* _EXERCISE INSTRUCTIONS_
Identify each line containing the word "sample" and copy it.

------------------------------------------------------------------------

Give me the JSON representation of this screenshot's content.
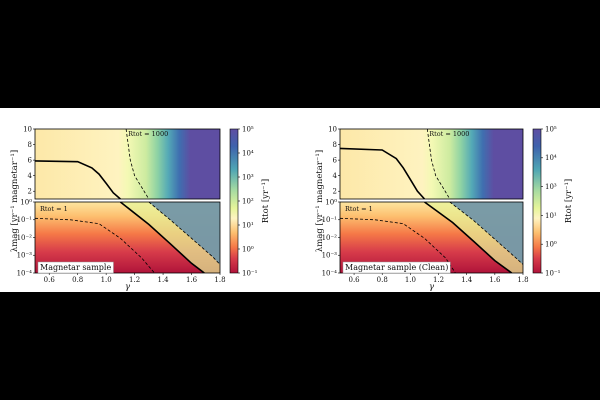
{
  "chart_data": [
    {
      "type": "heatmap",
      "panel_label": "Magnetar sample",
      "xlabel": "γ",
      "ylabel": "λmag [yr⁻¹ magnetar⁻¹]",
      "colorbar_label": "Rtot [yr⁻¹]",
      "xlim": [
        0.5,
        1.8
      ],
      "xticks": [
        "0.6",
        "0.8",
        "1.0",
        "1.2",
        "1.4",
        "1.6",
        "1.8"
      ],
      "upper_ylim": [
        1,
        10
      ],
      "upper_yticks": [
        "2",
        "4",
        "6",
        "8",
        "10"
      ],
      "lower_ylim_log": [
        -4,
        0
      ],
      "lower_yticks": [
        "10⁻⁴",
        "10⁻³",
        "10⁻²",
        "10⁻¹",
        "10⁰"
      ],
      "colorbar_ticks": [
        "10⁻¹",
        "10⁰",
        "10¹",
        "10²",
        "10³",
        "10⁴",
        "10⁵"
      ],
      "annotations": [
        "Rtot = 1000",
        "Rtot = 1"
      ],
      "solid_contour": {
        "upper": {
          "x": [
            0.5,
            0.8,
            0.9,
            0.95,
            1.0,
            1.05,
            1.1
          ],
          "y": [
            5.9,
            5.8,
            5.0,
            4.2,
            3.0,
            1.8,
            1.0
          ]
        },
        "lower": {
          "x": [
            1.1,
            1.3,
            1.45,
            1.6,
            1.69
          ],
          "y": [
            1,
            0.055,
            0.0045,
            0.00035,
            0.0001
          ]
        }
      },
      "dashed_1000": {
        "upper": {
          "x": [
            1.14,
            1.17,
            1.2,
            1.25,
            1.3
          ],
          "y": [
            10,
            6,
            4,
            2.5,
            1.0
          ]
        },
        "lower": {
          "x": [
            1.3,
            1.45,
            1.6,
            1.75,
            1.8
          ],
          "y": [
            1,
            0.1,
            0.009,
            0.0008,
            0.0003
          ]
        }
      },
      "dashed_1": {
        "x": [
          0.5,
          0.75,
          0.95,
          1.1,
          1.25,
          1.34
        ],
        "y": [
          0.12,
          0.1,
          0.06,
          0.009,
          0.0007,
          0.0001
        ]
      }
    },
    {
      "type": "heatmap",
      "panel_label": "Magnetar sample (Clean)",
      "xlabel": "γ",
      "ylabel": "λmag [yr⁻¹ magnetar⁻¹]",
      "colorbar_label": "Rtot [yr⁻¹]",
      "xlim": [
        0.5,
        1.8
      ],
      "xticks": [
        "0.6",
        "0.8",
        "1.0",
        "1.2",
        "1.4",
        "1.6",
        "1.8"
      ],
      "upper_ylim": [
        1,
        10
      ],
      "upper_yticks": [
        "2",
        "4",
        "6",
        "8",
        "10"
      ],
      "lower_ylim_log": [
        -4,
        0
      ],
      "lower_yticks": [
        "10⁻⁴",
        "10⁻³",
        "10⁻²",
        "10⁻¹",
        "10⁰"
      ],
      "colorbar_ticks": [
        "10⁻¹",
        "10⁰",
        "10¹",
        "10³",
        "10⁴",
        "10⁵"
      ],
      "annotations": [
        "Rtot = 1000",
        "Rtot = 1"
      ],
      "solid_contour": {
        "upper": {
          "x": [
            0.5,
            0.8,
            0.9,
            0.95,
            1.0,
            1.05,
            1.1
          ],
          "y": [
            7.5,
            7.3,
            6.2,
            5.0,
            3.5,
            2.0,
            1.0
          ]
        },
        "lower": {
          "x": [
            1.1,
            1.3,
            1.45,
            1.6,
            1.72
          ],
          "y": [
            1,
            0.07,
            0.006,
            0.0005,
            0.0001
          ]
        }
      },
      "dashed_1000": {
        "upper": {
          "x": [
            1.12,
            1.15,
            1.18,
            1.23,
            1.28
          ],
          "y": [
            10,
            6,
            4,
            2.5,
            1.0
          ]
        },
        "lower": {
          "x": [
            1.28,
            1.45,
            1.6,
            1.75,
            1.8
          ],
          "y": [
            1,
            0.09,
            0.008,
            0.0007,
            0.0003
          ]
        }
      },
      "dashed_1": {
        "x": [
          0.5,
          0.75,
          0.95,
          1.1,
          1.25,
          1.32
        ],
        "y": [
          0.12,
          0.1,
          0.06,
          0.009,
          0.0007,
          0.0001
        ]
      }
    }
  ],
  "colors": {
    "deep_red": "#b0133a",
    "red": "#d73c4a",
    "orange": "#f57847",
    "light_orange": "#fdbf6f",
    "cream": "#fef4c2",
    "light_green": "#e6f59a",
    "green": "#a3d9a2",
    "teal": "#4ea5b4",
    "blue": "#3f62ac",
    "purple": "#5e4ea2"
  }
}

------------------------------------------------------------------------

* _EXERCISE SOLUTION_
      "panel_label": "Magnetar sample",
      "panel_label": "Magnetar sample (Clean)",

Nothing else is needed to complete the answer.